WORK REQUIRED
Return the records word for word, starting at their first line and stopping after the line that contains "nav-label: 统计分析 [582, 109, 647, 128]", including that line.

LISTED RECORDS
★ ★ ★

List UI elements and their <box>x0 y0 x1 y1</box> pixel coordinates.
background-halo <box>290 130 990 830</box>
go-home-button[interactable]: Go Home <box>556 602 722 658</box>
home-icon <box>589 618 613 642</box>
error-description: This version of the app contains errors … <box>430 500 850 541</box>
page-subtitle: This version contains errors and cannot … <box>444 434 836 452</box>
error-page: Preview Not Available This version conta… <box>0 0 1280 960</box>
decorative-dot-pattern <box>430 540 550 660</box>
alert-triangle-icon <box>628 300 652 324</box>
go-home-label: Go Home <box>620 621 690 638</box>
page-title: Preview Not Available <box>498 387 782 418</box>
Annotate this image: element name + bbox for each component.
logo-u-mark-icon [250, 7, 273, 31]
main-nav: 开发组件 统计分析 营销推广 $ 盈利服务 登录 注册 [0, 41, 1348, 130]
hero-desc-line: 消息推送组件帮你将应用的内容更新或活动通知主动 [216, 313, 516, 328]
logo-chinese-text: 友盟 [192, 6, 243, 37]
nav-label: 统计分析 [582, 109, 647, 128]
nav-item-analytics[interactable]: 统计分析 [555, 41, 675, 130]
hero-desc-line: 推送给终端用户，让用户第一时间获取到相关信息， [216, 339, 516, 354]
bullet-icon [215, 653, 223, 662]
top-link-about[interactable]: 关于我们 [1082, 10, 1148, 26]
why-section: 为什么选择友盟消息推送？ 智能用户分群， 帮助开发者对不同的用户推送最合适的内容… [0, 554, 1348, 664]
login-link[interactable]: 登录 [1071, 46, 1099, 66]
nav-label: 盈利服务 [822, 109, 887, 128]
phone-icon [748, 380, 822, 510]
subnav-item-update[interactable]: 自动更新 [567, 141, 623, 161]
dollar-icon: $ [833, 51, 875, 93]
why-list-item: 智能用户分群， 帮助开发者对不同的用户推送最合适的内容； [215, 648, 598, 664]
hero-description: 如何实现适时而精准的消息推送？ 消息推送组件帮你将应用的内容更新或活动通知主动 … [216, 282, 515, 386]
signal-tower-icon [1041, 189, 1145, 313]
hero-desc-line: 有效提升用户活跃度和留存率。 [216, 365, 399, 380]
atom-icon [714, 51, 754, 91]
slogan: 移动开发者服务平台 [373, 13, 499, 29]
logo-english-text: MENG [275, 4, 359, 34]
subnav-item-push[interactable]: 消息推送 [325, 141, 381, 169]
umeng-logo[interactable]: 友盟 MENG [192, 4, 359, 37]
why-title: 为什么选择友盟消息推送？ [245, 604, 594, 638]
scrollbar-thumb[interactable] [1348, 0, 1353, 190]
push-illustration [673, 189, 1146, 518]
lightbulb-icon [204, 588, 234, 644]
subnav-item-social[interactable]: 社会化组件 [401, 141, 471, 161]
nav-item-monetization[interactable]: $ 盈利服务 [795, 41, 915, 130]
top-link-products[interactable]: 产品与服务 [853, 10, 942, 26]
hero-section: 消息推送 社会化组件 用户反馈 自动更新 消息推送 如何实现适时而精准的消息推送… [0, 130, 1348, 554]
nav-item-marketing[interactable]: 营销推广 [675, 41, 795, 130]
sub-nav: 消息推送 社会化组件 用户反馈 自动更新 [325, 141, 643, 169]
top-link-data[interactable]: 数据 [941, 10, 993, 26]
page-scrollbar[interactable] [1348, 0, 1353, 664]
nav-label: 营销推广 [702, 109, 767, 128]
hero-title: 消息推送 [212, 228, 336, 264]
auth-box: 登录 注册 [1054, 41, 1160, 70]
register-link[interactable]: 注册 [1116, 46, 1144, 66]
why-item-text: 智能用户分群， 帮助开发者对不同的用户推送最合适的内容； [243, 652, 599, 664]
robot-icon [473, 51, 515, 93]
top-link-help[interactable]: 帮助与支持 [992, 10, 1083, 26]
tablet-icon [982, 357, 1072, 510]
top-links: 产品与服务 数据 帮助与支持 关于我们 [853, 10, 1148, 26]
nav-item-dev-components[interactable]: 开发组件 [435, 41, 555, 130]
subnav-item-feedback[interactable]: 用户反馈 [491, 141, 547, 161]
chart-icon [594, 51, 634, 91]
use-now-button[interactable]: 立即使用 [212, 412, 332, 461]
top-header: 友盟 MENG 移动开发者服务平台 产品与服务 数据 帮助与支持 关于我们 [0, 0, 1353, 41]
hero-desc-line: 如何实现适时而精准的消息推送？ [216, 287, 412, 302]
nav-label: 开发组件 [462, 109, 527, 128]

★ ★ ★

RESULT OF THE TASK
List UI elements and their <box>x0 y0 x1 y1</box> pixel coordinates.
background-halo <box>290 130 990 830</box>
go-home-button[interactable]: Go Home <box>556 602 722 658</box>
home-icon <box>589 618 613 642</box>
error-description: This version of the app contains errors … <box>430 500 850 541</box>
page-subtitle: This version contains errors and cannot … <box>444 434 836 452</box>
error-page: Preview Not Available This version conta… <box>0 0 1280 960</box>
decorative-dot-pattern <box>430 540 550 660</box>
alert-triangle-icon <box>628 300 652 324</box>
go-home-label: Go Home <box>620 621 690 638</box>
page-title: Preview Not Available <box>498 387 782 418</box>
Annotate this image: element name + bbox for each component.
logo-u-mark-icon [250, 7, 273, 31]
main-nav: 开发组件 统计分析 营销推广 $ 盈利服务 登录 注册 [0, 41, 1348, 130]
hero-desc-line: 消息推送组件帮你将应用的内容更新或活动通知主动 [216, 313, 516, 328]
logo-chinese-text: 友盟 [192, 6, 243, 37]
nav-label: 统计分析 [582, 109, 647, 128]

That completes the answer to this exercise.